Quoted passage:
## Begin
Back when the Happy Valley Adventure Bureau (HVAB) was the Central Pennsylvania Convention and Visitors Bureau, it ran a large survey of city-dwellers from Cleveland to Baltimore. The organization asked, “What do the words ‘central Pennsylvania’ mean to you?” The answer was surprising: People said Harrisburg and Hershey.

It is “sort of disheartening that people have such a bad sense of geography,” admits HVAB Executive Director Fritz Smith. State College is actually about 90 miles northwest of Harrisburg. But HVAB, which launched its new identity in late 2019, is getting the word out about why everyone should know this region — and plan a trip there. The nonprofit consortium of 50 member sites highlights the crossover between tourism, agriculture, economic development, and entrepreneurship.

A crowd at the annual Centre County Grange Fair

Smith’s career has taken him to Harrisburg and Philadelphia, but he visited Centre County with his family for years before making the move to helm HVAB. His new office overlooks Mount Nittany.

“The quality of life here is fantastic,” he says, citing “a small-town feel but also big-city amenities [concerts, theater, author and speaker events, and of course, college sports] at a fraction of the price you’d be paying in Philadelphia or Pittsburgh.”
## End
Given request 1: In the passage on the Happy Valley Adventure Bureau, turn the paragraph that begins "It is “sort of disheartening" into a short bulleted list that keeps its main facts.
Given request 2: Reproduce the passage on the Happy Valley Adventure Bureau word for word from "A crowd at the" to "overlooks Mount Nittany.".
Given request 3:
Using the passage on the Happy Valley Adventure Bureau, answer yes or no to each statement, and quote the words that decide it.
(a) State College lies about 90 miles northwest of Harrisburg.
(b) HVAB launched its new identity in early 2019.
(c) Fritz Smith's new office looks out over Mount Nittany.

Supplied entries:
## Begin
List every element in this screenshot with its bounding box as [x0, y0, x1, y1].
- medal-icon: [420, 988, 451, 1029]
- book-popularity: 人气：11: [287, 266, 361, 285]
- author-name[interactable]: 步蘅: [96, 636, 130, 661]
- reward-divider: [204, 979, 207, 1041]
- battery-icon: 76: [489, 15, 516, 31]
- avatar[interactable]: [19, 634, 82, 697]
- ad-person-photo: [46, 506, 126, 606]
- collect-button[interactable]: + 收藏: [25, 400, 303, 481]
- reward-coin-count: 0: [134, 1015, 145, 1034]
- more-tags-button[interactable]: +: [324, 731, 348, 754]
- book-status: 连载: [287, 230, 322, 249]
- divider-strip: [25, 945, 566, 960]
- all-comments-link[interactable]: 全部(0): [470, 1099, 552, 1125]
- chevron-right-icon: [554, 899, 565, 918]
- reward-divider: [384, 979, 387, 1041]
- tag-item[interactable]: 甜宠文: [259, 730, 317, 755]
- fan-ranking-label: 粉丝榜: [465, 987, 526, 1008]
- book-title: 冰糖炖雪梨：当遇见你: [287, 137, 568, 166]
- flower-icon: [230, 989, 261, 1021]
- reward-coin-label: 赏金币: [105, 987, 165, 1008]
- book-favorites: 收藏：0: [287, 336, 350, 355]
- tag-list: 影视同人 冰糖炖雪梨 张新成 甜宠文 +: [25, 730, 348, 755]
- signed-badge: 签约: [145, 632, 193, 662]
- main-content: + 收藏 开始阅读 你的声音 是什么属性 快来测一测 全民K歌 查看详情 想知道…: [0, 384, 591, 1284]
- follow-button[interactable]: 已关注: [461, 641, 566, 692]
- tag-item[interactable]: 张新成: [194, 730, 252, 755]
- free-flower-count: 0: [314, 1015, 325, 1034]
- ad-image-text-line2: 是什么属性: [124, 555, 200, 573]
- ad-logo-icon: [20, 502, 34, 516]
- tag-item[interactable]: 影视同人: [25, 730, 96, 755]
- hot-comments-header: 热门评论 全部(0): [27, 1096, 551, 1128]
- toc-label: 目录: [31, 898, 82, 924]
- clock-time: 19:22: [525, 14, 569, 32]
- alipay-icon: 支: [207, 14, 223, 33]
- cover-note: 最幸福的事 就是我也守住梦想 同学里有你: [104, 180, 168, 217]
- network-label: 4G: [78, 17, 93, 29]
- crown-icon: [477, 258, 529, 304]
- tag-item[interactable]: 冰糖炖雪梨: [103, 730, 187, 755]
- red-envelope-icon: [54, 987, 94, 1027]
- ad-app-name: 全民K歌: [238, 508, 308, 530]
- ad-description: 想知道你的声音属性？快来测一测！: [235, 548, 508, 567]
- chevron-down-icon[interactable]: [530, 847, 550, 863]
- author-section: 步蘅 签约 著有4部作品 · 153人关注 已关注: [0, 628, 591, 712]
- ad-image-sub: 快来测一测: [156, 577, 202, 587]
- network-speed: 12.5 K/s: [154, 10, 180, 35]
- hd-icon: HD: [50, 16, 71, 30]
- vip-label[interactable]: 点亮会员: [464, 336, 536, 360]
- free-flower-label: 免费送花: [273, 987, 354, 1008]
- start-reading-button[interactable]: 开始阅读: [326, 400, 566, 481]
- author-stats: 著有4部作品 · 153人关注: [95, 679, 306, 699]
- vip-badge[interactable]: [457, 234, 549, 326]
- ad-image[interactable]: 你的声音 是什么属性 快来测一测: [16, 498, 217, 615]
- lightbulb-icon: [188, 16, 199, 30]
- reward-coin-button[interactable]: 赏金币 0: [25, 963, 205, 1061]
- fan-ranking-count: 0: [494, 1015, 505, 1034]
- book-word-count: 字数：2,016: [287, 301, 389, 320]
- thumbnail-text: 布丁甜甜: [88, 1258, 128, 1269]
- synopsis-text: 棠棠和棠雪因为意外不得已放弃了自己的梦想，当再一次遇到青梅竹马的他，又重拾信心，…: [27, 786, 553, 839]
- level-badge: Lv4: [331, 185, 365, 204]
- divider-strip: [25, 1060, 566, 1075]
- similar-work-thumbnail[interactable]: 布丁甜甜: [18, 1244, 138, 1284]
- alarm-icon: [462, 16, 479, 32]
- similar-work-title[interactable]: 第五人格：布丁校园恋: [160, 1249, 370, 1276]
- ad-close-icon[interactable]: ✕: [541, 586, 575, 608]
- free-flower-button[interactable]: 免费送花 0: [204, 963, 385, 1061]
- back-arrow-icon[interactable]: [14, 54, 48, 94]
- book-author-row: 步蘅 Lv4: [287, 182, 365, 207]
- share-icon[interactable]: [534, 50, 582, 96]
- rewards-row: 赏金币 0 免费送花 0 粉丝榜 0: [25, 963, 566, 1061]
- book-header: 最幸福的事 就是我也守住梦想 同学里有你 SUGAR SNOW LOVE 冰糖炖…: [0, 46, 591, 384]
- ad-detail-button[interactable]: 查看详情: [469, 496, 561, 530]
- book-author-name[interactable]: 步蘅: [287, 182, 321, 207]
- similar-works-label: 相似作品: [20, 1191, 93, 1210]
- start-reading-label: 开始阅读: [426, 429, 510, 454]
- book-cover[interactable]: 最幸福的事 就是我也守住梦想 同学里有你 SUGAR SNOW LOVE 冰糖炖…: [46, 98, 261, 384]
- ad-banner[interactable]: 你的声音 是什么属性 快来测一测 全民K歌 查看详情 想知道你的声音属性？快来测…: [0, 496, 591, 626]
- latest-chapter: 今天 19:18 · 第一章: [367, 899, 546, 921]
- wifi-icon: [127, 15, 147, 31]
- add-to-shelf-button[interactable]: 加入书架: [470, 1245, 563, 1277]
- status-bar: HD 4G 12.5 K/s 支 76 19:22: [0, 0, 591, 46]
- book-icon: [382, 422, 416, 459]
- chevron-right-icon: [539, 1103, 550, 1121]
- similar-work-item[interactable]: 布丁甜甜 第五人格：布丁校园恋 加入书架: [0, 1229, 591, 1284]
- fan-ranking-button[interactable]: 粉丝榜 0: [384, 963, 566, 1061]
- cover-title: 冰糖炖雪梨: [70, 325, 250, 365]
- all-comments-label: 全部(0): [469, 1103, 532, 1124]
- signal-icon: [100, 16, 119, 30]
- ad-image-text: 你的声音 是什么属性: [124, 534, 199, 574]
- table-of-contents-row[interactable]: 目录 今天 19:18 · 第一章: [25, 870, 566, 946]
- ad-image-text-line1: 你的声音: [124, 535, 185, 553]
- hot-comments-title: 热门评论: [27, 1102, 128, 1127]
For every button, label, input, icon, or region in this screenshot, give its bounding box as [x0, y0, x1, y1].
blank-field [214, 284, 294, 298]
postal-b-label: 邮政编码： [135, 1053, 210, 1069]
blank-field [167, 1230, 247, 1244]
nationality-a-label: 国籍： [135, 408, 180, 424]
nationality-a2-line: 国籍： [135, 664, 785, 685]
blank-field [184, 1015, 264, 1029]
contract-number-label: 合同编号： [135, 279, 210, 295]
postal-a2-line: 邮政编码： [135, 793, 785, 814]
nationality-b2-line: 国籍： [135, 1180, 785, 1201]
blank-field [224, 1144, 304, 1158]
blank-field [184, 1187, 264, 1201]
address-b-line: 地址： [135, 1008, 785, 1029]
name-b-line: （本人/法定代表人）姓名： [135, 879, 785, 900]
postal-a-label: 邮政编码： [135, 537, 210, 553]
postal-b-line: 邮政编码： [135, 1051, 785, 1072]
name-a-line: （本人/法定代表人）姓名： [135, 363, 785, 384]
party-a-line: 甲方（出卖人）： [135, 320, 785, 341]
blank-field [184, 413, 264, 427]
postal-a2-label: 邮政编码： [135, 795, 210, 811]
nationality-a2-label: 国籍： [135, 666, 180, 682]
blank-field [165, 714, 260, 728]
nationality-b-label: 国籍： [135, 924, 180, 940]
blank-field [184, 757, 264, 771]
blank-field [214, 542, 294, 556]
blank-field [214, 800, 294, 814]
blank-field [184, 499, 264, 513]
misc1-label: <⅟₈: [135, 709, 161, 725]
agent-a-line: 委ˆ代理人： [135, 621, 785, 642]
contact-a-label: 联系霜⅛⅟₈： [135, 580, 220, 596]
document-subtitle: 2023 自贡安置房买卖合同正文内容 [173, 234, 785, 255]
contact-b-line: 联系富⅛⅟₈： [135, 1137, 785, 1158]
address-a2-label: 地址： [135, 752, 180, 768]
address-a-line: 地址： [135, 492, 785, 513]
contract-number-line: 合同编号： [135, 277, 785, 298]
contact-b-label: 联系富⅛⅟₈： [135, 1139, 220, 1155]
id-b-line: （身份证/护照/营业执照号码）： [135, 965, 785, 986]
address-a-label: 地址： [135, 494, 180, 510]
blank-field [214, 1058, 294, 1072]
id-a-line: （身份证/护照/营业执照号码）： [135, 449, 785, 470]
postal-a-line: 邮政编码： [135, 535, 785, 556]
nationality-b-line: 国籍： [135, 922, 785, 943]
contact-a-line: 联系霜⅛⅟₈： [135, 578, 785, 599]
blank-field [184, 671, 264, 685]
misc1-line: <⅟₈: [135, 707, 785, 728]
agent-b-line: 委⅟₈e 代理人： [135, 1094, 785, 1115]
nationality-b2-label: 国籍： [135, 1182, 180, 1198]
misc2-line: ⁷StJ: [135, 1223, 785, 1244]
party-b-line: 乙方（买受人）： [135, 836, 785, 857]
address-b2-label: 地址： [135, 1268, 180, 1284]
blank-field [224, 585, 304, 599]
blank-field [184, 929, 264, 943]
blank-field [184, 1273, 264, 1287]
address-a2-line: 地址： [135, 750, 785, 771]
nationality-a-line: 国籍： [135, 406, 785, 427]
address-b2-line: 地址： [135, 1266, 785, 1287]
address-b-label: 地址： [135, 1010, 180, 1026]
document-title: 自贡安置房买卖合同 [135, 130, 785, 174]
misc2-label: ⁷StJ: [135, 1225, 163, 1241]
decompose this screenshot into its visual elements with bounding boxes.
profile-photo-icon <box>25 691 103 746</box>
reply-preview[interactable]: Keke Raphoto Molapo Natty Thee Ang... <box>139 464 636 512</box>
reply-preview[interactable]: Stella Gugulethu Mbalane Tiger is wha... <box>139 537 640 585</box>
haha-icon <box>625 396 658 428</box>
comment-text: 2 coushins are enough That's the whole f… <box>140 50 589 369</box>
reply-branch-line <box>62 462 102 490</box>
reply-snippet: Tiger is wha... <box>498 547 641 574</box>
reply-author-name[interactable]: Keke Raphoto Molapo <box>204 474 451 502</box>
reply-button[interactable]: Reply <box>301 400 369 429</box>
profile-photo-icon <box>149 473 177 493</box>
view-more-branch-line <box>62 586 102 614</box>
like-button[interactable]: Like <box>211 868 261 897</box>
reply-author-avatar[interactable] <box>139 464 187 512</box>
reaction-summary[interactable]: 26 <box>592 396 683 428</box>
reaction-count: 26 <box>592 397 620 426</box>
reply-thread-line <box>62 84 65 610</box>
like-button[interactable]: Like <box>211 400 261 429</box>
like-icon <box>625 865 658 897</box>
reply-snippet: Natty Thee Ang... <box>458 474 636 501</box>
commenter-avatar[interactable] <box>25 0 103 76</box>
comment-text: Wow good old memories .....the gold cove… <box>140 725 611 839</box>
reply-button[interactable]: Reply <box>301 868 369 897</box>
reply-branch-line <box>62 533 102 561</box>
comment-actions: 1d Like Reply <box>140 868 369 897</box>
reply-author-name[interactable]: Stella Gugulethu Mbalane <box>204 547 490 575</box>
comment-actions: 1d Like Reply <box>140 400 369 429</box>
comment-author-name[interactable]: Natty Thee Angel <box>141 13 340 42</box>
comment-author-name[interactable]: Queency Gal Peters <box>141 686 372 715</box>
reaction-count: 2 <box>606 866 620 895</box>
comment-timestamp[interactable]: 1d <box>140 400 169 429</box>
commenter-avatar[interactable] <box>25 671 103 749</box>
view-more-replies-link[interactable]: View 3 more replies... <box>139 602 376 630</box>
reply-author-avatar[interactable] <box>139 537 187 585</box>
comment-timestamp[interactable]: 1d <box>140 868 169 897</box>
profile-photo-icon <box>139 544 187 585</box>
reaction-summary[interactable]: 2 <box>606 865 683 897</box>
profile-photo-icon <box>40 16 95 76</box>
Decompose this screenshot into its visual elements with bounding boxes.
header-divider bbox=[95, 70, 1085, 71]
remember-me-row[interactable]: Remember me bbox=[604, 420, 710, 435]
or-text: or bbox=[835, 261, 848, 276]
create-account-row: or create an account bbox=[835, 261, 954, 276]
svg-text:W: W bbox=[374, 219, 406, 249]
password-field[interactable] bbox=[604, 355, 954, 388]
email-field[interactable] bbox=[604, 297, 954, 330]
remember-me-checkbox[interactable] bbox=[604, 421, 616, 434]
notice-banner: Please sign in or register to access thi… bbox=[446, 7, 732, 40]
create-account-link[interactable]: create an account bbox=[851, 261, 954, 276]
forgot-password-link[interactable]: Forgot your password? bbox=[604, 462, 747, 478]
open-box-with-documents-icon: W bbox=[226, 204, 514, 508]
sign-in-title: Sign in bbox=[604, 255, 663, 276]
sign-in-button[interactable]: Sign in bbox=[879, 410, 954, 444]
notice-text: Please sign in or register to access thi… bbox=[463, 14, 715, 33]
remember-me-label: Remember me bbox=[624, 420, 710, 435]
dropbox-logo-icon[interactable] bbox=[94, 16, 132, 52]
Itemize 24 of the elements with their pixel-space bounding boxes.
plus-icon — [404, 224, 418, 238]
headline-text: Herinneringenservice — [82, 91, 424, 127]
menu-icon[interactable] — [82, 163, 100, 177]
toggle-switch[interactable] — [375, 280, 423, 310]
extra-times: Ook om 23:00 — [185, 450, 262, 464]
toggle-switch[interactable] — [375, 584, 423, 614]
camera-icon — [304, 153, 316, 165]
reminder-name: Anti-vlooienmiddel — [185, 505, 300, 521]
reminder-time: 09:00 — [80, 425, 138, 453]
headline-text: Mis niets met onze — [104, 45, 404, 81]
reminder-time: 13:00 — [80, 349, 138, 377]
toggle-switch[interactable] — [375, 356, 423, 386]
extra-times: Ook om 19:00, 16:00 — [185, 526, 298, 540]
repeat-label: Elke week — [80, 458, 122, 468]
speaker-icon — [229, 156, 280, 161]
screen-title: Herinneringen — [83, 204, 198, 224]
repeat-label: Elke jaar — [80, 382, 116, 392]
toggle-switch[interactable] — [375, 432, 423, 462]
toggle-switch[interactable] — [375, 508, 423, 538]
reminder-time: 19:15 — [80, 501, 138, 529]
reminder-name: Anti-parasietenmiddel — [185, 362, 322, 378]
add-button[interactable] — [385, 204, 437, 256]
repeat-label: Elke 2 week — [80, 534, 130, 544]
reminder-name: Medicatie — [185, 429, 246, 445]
## End
Exercise response 1:
- HVAB Executive Director Fritz Smith finds people's poor sense of geography "sort of disheartening."
- State College is about 90 miles northwest of Harrisburg.
- HVAB launched its new identity in late 2019 and is spreading the word about why people should know the region and plan a trip there.
- The nonprofit consortium has 50 member sites.
- It highlights the crossover between tourism, agriculture, economic development, and entrepreneurship.

Exercise response 2:
A crowd at the annual Centre County Grange Fair

Smith’s career has taken him to Harrisburg and Philadelphia, but he visited Centre County with his family for years before making the move to helm HVAB. His new office overlooks Mount Nittany.

Exercise response 3:
(a) Yes: "State College is actually about 90 miles northwest of Harrisburg."
(b) No: "HVAB, which launched its new identity in late 2019"
(c) Yes: "His new office overlooks Mount Nittany."